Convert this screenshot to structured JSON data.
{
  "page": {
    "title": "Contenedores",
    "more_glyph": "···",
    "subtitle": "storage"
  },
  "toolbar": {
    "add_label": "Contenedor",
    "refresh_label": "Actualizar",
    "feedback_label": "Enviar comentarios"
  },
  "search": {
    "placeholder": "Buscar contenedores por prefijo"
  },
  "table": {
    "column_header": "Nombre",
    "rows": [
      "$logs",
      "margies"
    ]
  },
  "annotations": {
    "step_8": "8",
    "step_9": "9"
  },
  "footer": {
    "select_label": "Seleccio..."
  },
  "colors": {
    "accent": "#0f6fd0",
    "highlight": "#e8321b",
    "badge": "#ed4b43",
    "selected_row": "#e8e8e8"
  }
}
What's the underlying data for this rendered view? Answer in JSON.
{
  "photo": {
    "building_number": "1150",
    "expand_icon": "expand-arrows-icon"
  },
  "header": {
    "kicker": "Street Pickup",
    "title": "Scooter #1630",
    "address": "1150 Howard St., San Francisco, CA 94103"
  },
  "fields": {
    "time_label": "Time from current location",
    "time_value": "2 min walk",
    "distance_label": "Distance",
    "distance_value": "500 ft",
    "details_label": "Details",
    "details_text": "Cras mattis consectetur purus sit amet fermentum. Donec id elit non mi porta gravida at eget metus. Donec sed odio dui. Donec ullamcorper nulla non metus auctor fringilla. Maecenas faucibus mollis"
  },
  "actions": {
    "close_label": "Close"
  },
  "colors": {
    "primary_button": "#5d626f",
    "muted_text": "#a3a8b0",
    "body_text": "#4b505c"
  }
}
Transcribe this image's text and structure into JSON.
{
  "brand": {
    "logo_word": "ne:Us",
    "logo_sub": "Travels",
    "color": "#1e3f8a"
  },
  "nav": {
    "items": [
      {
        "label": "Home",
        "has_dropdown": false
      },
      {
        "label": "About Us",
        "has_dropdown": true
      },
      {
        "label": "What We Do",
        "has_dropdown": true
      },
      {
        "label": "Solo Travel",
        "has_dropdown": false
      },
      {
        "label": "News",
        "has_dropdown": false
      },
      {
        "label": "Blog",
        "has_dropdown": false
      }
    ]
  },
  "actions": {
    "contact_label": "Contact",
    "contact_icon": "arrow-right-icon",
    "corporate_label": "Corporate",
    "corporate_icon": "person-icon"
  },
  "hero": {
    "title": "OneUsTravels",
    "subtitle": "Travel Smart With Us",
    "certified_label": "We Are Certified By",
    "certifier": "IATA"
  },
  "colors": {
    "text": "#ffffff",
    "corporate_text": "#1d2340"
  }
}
::::
### Work to do
Repeat the material above in full, quoting it exactly.

### Response to the exercise
Convert this screenshot to structured JSON data.
{
  "page": {
    "title": "Contenedores",
    "more_glyph": "···",
    "subtitle": "storage"
  },
  "toolbar": {
    "add_label": "Contenedor",
    "refresh_label": "Actualizar",
    "feedback_label": "Enviar comentarios"
  },
  "search": {
    "placeholder": "Buscar contenedores por prefijo"
  },
  "table": {
    "column_header": "Nombre",
    "rows": [
      "$logs",
      "margies"
    ]
  },
  "annotations": {
    "step_8": "8",
    "step_9": "9"
  },
  "footer": {
    "select_label": "Seleccio..."
  },
  "colors": {
    "accent": "#0f6fd0",
    "highlight": "#e8321b",
    "badge": "#ed4b43",
    "selected_row": "#e8e8e8"
  }
}
What's the underlying data for this rendered view? Answer in JSON.
{
  "photo": {
    "building_number": "1150",
    "expand_icon": "expand-arrows-icon"
  },
  "header": {
    "kicker": "Street Pickup",
    "title": "Scooter #1630",
    "address": "1150 Howard St., San Francisco, CA 94103"
  },
  "fields": {
    "time_label": "Time from current location",
    "time_value": "2 min walk",
    "distance_label": "Distance",
    "distance_value": "500 ft",
    "details_label": "Details",
    "details_text": "Cras mattis consectetur purus sit amet fermentum. Donec id elit non mi porta gravida at eget metus. Donec sed odio dui. Donec ullamcorper nulla non metus auctor fringilla. Maecenas faucibus mollis"
  },
  "actions": {
    "close_label": "Close"
  },
  "colors": {
    "primary_button": "#5d626f",
    "muted_text": "#a3a8b0",
    "body_text": "#4b505c"
  }
}
Transcribe this image's text and structure into JSON.
{
  "brand": {
    "logo_word": "ne:Us",
    "logo_sub": "Travels",
    "color": "#1e3f8a"
  },
  "nav": {
    "items": [
      {
        "label": "Home",
        "has_dropdown": false
      },
      {
        "label": "About Us",
        "has_dropdown": true
      },
      {
        "label": "What We Do",
        "has_dropdown": true
      },
      {
        "label": "Solo Travel",
        "has_dropdown": false
      },
      {
        "label": "News",
        "has_dropdown": false
      },
      {
        "label": "Blog",
        "has_dropdown": false
      }
    ]
  },
  "actions": {
    "contact_label": "Contact",
    "contact_icon": "arrow-right-icon",
    "corporate_label": "Corporate",
    "corporate_icon": "person-icon"
  },
  "hero": {
    "title": "OneUsTravels",
    "subtitle": "Travel Smart With Us",
    "certified_label": "We Are Certified By",
    "certifier": "IATA"
  },
  "colors": {
    "text": "#ffffff",
    "corporate_text": "#1d2340"
  }
}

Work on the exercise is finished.